TEXT FOR ANALYSIS
________________________
BRISTOL - The day after lay-offs hit ESPN, the names of those affected have been slowly coming out through social media.
Some big names such as Jay Crawford, Ed Werder and Jayson Stark have been taking to twitter to confirm that they have been let go.
"For 17 yrs I've had a dream job covering baseball for ESPN. Today is my last day. Thanks to all the great people at ESPN, MLB & all of you!" tweeted Stark who was a 17-year veteran baseball reporter.
Crawford, a former "SportsCenter" anchor also tweeted about his departure stating that "After 14 wonderful years my time at espn is over."
Most of the tweets that are hitting twitter have been positive. Many thanked ESPN for some great years of work.
"I was treated great by #ESPN during my 3 years. Time to find out what's next. Will miss all the great people I worked with! #ToTheNextStep," tweeted former ESPNU anchor, Brendan Fitzgerald.
ESPN chief John Skipper told the Associated Press Wednesday the company wants to provide distinctive content all the time on multiple screens, with more personality-oriented "SportsCenter" broadcasts, and is keeping people best suited to the new strategy.
Disney revenue and profit at the end of 2016 were hurt by a decline at ESPN and tough comparisons to a year ago, when it released “Star Wars: The Force Awakens.” Profit dropped 14 percent to $2.48 billion on revenue that declined 3 percent to $14.78 billion.
________________________
EXTRACTED ENTRIES
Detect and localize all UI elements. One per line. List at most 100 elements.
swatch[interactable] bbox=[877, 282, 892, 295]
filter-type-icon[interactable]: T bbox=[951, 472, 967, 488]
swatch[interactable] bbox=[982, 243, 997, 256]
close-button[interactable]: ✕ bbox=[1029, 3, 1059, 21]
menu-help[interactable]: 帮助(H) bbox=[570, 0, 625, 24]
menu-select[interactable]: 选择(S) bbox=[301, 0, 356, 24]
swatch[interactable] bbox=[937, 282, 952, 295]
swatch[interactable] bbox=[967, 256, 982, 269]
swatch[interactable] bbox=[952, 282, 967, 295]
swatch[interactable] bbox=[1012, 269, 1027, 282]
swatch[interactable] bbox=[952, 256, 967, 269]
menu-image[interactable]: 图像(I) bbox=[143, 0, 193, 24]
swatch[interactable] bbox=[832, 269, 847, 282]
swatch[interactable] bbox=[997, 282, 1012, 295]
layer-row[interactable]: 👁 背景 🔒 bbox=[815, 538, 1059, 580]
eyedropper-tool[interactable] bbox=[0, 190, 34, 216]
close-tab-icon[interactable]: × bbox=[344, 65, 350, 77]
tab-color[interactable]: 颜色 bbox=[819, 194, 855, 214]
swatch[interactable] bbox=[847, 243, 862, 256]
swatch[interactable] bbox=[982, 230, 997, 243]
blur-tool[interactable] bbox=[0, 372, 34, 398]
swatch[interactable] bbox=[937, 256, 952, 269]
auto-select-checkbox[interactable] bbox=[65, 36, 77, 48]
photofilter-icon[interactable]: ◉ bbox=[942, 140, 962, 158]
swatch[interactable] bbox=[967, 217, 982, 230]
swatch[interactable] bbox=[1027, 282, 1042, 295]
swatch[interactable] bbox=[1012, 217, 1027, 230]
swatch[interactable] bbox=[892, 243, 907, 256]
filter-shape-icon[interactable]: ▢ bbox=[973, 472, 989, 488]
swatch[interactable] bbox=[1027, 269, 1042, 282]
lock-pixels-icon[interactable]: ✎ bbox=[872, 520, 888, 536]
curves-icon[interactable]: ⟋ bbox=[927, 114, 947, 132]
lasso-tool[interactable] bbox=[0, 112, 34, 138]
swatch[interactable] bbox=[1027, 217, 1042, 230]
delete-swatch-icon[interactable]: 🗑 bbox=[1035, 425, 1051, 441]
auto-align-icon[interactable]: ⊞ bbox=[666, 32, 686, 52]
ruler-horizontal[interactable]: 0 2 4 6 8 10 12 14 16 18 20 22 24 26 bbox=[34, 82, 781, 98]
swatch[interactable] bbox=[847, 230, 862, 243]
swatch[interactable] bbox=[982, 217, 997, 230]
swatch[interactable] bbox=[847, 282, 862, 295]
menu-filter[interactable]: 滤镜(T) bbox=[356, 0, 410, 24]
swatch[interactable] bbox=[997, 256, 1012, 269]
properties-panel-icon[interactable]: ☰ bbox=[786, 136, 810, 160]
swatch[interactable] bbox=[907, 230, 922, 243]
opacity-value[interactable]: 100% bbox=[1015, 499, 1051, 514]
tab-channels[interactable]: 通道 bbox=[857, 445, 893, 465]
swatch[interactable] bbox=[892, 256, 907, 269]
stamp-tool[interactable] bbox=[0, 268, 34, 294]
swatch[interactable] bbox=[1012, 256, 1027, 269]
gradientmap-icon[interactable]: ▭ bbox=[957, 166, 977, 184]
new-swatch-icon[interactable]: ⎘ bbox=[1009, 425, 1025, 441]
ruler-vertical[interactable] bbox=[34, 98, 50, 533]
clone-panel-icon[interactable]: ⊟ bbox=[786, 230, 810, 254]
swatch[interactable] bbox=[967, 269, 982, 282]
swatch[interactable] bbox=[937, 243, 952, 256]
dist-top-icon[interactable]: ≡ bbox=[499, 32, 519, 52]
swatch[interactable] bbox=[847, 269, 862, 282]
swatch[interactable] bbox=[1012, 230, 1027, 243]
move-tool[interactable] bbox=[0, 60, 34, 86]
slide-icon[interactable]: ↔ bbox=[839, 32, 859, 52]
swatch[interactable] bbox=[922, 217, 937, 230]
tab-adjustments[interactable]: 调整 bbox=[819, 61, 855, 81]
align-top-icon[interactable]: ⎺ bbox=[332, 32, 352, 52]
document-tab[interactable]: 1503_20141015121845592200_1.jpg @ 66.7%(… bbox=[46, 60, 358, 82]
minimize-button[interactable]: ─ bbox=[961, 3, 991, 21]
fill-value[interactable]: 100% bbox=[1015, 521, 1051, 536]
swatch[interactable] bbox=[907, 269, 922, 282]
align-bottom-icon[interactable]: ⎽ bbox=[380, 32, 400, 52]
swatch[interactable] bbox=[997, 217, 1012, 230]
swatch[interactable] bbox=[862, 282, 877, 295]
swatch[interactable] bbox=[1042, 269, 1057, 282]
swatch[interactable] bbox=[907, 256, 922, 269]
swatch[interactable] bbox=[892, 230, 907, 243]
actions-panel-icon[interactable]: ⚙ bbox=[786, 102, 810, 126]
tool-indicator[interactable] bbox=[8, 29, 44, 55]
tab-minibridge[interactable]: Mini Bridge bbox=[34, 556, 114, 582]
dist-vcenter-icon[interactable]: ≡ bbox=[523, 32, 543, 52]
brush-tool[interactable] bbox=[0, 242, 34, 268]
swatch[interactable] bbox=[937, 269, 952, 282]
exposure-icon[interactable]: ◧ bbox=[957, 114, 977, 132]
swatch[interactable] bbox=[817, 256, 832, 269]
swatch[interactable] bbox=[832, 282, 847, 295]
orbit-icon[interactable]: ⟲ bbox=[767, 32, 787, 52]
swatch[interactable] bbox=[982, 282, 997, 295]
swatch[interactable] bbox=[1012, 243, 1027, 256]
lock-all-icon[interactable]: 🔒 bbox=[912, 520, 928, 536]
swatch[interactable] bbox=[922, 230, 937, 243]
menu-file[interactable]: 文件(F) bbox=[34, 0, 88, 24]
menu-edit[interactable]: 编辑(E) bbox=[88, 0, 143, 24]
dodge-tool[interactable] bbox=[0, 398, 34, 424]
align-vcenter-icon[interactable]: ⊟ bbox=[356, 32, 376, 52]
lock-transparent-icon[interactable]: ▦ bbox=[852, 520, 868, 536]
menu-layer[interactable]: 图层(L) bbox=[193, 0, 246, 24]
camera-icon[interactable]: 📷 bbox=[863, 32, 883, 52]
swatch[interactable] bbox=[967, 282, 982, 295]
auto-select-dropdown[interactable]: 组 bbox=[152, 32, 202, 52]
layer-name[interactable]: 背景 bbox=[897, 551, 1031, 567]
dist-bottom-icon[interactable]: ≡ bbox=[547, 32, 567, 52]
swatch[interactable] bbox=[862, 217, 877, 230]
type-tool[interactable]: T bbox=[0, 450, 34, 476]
________________________
WORK REQUEST A
Sum up the ESPN layoffs article in two sentences.
WORK REQUEST B
Resume the ESPN layoffs article, picking up right after its last sentence.
The records have nothing to do with the ESPN layoffs article.

YOUR RESPONSE A
After layoffs at ESPN, well-known names such as Jay Crawford, Ed Werder and Jayson Stark confirmed on Twitter that they had been let go, and most of their tweets were positive and thanked the network. ESPN chief John Skipper said the company is keeping the people best suited to a new strategy of distinctive content on multiple screens, while Disney's revenue and profit at the end of 2016 were hurt by a decline at ESPN.

YOUR RESPONSE B
Cable network revenue fell 2 percent to $4.4 billion, hurt by lower ESPN revenue. Disney blamed the ESPN results on higher programming costs and lower advertising revenue, partially offset by affiliate revenue growth.
ESPN has consistently been the top taxpayer in Bristol by far for years, accounting for 5.69 percent of the city’s tax base on the 2016 Grand List. Its land and property in the city were assessed at a total of $222,486,506.
By agreement with the city, the taxes increase each year on ESPN’s Digital Center 2, which first appeared on the tax rolls in 2014. By 2020, ESPN will pay 100 percent of the real estate tax rate, according to the agreement, Assessor Tom DeNoto has said.
Susan Corica and AP reporting contributed to this story.